■ **Job**: Repeat the whole listing exactly.

------ Recorded data ------

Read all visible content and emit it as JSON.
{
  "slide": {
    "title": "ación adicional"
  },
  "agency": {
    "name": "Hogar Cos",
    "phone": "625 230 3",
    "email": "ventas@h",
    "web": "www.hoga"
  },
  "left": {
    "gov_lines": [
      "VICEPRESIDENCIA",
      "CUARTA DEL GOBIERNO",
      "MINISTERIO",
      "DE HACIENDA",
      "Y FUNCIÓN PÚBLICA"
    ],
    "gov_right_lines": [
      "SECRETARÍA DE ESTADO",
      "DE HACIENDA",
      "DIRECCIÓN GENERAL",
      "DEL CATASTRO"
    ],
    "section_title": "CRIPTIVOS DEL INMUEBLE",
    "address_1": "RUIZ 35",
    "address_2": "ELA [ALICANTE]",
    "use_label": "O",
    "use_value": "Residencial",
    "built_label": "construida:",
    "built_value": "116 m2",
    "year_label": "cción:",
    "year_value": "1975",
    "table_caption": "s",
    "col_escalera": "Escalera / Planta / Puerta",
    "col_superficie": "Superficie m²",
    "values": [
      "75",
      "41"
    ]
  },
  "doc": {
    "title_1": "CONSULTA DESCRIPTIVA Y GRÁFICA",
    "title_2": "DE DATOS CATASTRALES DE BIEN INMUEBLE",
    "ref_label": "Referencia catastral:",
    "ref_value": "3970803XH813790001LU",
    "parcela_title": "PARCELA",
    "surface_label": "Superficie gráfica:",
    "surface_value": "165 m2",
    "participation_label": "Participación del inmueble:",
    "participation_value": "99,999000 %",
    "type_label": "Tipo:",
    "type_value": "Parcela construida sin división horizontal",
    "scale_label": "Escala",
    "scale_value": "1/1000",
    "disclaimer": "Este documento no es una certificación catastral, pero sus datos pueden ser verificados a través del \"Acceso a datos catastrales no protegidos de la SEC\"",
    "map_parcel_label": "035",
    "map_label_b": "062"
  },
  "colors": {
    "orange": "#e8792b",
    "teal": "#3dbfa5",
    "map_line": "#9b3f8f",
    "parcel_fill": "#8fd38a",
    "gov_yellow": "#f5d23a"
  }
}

------

■ **Expected answer**:
Read all visible content and emit it as JSON.
{
  "slide": {
    "title": "ación adicional"
  },
  "agency": {
    "name": "Hogar Cos",
    "phone": "625 230 3",
    "email": "ventas@h",
    "web": "www.hoga"
  },
  "left": {
    "gov_lines": [
      "VICEPRESIDENCIA",
      "CUARTA DEL GOBIERNO",
      "MINISTERIO",
      "DE HACIENDA",
      "Y FUNCIÓN PÚBLICA"
    ],
    "gov_right_lines": [
      "SECRETARÍA DE ESTADO",
      "DE HACIENDA",
      "DIRECCIÓN GENERAL",
      "DEL CATASTRO"
    ],
    "section_title": "CRIPTIVOS DEL INMUEBLE",
    "address_1": "RUIZ 35",
    "address_2": "ELA [ALICANTE]",
    "use_label": "O",
    "use_value": "Residencial",
    "built_label": "construida:",
    "built_value": "116 m2",
    "year_label": "cción:",
    "year_value": "1975",
    "table_caption": "s",
    "col_escalera": "Escalera / Planta / Puerta",
    "col_superficie": "Superficie m²",
    "values": [
      "75",
      "41"
    ]
  },
  "doc": {
    "title_1": "CONSULTA DESCRIPTIVA Y GRÁFICA",
    "title_2": "DE DATOS CATASTRALES DE BIEN INMUEBLE",
    "ref_label": "Referencia catastral:",
    "ref_value": "3970803XH813790001LU",
    "parcela_title": "PARCELA",
    "surface_label": "Superficie gráfica:",
    "surface_value": "165 m2",
    "participation_label": "Participación del inmueble:",
    "participation_value": "99,999000 %",
    "type_label": "Tipo:",
    "type_value": "Parcela construida sin división horizontal",
    "scale_label": "Escala",
    "scale_value": "1/1000",
    "disclaimer": "Este documento no es una certificación catastral, pero sus datos pueden ser verificados a través del \"Acceso a datos catastrales no protegidos de la SEC\"",
    "map_parcel_label": "035",
    "map_label_b": "062"
  },
  "colors": {
    "orange": "#e8792b",
    "teal": "#3dbfa5",
    "map_line": "#9b3f8f",
    "parcel_fill": "#8fd38a",
    "gov_yellow": "#f5d23a"
  }
}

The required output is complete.